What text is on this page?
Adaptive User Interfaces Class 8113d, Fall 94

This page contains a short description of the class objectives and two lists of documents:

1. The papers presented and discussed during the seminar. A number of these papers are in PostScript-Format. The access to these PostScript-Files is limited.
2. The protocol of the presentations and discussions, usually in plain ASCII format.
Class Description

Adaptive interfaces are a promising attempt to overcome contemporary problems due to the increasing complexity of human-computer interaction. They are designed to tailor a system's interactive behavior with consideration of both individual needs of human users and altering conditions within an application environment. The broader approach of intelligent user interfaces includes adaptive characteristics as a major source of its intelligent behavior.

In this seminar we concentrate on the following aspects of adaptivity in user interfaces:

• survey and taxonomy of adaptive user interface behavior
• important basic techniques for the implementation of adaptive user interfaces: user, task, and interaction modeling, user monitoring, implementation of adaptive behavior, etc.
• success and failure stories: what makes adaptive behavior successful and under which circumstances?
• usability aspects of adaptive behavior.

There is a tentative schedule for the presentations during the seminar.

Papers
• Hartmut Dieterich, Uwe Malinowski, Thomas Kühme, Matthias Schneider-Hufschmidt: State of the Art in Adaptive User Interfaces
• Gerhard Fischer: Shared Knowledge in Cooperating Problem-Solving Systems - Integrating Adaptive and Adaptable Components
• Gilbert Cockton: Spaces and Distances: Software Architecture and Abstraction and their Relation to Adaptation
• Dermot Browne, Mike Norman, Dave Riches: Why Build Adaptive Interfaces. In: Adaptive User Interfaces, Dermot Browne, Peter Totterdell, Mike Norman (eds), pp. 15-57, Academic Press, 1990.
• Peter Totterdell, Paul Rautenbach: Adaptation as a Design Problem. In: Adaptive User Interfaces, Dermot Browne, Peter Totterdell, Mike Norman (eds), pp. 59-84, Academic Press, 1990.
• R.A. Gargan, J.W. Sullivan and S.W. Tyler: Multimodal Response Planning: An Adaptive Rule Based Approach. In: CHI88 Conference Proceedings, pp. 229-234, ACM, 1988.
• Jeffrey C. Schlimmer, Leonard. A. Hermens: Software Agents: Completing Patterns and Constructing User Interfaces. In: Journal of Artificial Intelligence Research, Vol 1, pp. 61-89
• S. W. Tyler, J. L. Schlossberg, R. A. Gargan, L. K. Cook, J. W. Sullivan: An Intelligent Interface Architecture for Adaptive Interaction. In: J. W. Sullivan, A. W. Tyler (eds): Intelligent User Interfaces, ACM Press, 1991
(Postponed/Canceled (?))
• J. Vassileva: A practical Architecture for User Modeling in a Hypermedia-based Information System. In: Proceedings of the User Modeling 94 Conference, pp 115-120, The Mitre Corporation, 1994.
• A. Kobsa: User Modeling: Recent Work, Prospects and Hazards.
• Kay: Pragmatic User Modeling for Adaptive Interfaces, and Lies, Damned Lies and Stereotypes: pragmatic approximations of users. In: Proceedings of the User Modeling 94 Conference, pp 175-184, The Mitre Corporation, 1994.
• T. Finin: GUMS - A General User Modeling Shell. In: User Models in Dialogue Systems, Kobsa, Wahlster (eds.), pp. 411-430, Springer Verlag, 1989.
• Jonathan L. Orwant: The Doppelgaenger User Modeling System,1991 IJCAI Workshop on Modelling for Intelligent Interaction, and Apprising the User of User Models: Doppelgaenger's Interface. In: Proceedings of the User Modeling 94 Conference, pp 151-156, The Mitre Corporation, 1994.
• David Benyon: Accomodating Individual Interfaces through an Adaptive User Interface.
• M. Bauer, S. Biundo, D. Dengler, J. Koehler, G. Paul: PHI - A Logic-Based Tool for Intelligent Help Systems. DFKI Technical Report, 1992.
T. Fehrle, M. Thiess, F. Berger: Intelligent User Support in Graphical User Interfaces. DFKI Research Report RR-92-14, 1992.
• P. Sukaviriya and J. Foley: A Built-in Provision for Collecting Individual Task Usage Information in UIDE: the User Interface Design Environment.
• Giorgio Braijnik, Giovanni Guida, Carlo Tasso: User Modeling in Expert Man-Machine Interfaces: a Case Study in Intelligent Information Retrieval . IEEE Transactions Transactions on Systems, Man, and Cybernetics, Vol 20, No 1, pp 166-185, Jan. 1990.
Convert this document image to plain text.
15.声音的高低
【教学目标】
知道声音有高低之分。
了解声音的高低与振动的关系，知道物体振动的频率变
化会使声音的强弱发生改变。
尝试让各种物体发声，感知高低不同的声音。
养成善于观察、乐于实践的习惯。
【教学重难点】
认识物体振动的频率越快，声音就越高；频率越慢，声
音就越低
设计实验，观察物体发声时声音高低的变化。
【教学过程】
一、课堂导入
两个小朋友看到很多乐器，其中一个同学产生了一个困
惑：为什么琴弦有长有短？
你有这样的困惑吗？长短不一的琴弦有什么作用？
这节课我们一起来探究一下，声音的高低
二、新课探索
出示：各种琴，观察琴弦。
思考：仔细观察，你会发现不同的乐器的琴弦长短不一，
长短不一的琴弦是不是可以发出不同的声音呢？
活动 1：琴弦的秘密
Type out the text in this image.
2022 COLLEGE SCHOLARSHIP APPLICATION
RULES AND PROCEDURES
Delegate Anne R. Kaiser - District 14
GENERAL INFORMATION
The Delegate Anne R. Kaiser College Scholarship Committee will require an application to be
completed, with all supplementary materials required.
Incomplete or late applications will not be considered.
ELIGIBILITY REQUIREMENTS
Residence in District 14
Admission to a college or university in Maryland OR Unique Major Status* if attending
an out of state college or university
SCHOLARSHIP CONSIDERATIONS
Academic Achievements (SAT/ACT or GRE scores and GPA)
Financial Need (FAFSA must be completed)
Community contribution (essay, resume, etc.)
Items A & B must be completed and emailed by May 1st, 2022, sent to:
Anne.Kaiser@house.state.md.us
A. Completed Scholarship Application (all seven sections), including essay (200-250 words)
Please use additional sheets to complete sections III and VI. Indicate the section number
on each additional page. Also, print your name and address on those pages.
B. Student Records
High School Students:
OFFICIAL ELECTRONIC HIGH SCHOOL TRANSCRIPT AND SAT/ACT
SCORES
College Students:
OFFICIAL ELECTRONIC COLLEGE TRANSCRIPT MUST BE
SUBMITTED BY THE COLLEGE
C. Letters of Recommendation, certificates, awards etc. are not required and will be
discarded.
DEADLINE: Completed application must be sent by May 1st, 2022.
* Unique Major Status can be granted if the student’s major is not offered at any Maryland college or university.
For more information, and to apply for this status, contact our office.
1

+++

» PROBLEM TO WORK ON:
Transcribe the whole listing exactly.

» REPLY TO THE EXERCISE:
What text is on this page?
Adaptive User Interfaces Class 8113d, Fall 94

This page contains a short description of the class objectives and two lists of documents:

1. The papers presented and discussed during the seminar. A number of these papers are in PostScript-Format. The access to these PostScript-Files is limited.
2. The protocol of the presentations and discussions, usually in plain ASCII format.
Class Description

Adaptive interfaces are a promising attempt to overcome contemporary problems due to the increasing complexity of human-computer interaction. They are designed to tailor a system's interactive behavior with consideration of both individual needs of human users and altering conditions within an application environment. The broader approach of intelligent user interfaces includes adaptive characteristics as a major source of its intelligent behavior.

In this seminar we concentrate on the following aspects of adaptivity in user interfaces:

• survey and taxonomy of adaptive user interface behavior
• important basic techniques for the implementation of adaptive user interfaces: user, task, and interaction modeling, user monitoring, implementation of adaptive behavior, etc.
• success and failure stories: what makes adaptive behavior successful and under which circumstances?
• usability aspects of adaptive behavior.

There is a tentative schedule for the presentations during the seminar.

Papers
• Hartmut Dieterich, Uwe Malinowski, Thomas Kühme, Matthias Schneider-Hufschmidt: State of the Art in Adaptive User Interfaces
• Gerhard Fischer: Shared Knowledge in Cooperating Problem-Solving Systems - Integrating Adaptive and Adaptable Components
• Gilbert Cockton: Spaces and Distances: Software Architecture and Abstraction and their Relation to Adaptation
• Dermot Browne, Mike Norman, Dave Riches: Why Build Adaptive Interfaces. In: Adaptive User Interfaces, Dermot Browne, Peter Totterdell, Mike Norman (eds), pp. 15-57, Academic Press, 1990.
• Peter Totterdell, Paul Rautenbach: Adaptation as a Design Problem. In: Adaptive User Interfaces, Dermot Browne, Peter Totterdell, Mike Norman (eds), pp. 59-84, Academic Press, 1990.
• R.A. Gargan, J.W. Sullivan and S.W. Tyler: Multimodal Response Planning: An Adaptive Rule Based Approach. In: CHI88 Conference Proceedings, pp. 229-234, ACM, 1988.
• Jeffrey C. Schlimmer, Leonard. A. Hermens: Software Agents: Completing Patterns and Constructing User Interfaces. In: Journal of Artificial Intelligence Research, Vol 1, pp. 61-89
• S. W. Tyler, J. L. Schlossberg, R. A. Gargan, L. K. Cook, J. W. Sullivan: An Intelligent Interface Architecture for Adaptive Interaction. In: J. W. Sullivan, A. W. Tyler (eds): Intelligent User Interfaces, ACM Press, 1991
(Postponed/Canceled (?))
• J. Vassileva: A practical Architecture for User Modeling in a Hypermedia-based Information System. In: Proceedings of the User Modeling 94 Conference, pp 115-120, The Mitre Corporation, 1994.
• A. Kobsa: User Modeling: Recent Work, Prospects and Hazards.
• Kay: Pragmatic User Modeling for Adaptive Interfaces, and Lies, Damned Lies and Stereotypes: pragmatic approximations of users. In: Proceedings of the User Modeling 94 Conference, pp 175-184, The Mitre Corporation, 1994.
• T. Finin: GUMS - A General User Modeling Shell. In: User Models in Dialogue Systems, Kobsa, Wahlster (eds.), pp. 411-430, Springer Verlag, 1989.
• Jonathan L. Orwant: The Doppelgaenger User Modeling System,1991 IJCAI Workshop on Modelling for Intelligent Interaction, and Apprising the User of User Models: Doppelgaenger's Interface. In: Proceedings of the User Modeling 94 Conference, pp 151-156, The Mitre Corporation, 1994.
• David Benyon: Accomodating Individual Interfaces through an Adaptive User Interface.
• M. Bauer, S. Biundo, D. Dengler, J. Koehler, G. Paul: PHI - A Logic-Based Tool for Intelligent Help Systems. DFKI Technical Report, 1992.
T. Fehrle, M. Thiess, F. Berger: Intelligent User Support in Graphical User Interfaces. DFKI Research Report RR-92-14, 1992.
• P. Sukaviriya and J. Foley: A Built-in Provision for Collecting Individual Task Usage Information in UIDE: the User Interface Design Environment.
• Giorgio Braijnik, Giovanni Guida, Carlo Tasso: User Modeling in Expert Man-Machine Interfaces: a Case Study in Intelligent Information Retrieval . IEEE Transactions Transactions on Systems, Man, and Cybernetics, Vol 20, No 1, pp 166-185, Jan. 1990.
Convert this document image to plain text.
15.声音的高低
【教学目标】
知道声音有高低之分。
了解声音的高低与振动的关系，知道物体振动的频率变
化会使声音的强弱发生改变。
尝试让各种物体发声，感知高低不同的声音。
养成善于观察、乐于实践的习惯。
【教学重难点】
认识物体振动的频率越快，声音就越高；频率越慢，声
音就越低
设计实验，观察物体发声时声音高低的变化。
【教学过程】
一、课堂导入
两个小朋友看到很多乐器，其中一个同学产生了一个困
惑：为什么琴弦有长有短？
你有这样的困惑吗？长短不一的琴弦有什么作用？
这节课我们一起来探究一下，声音的高低
二、新课探索
出示：各种琴，观察琴弦。
思考：仔细观察，你会发现不同的乐器的琴弦长短不一，
长短不一的琴弦是不是可以发出不同的声音呢？
活动 1：琴弦的秘密
Type out the text in this image.
2022 COLLEGE SCHOLARSHIP APPLICATION
RULES AND PROCEDURES
Delegate Anne R. Kaiser - District 14
GENERAL INFORMATION
The Delegate Anne R. Kaiser College Scholarship Committee will require an application to be
completed, with all supplementary materials required.
Incomplete or late applications will not be considered.
ELIGIBILITY REQUIREMENTS
Residence in District 14
Admission to a college or university in Maryland OR Unique Major Status* if attending
an out of state college or university
SCHOLARSHIP CONSIDERATIONS
Academic Achievements (SAT/ACT or GRE scores and GPA)
Financial Need (FAFSA must be completed)
Community contribution (essay, resume, etc.)
Items A & B must be completed and emailed by May 1st, 2022, sent to:
Anne.Kaiser@house.state.md.us
A. Completed Scholarship Application (all seven sections), including essay (200-250 words)
Please use additional sheets to complete sections III and VI. Indicate the section number
on each additional page. Also, print your name and address on those pages.
B. Student Records
High School Students:
OFFICIAL ELECTRONIC HIGH SCHOOL TRANSCRIPT AND SAT/ACT
SCORES
College Students:
OFFICIAL ELECTRONIC COLLEGE TRANSCRIPT MUST BE
SUBMITTED BY THE COLLEGE
C. Letters of Recommendation, certificates, awards etc. are not required and will be
discarded.
DEADLINE: Completed application must be sent by May 1st, 2022.
* Unique Major Status can be granted if the student’s major is not offered at any Maryland college or university.
For more information, and to apply for this status, contact our office.
1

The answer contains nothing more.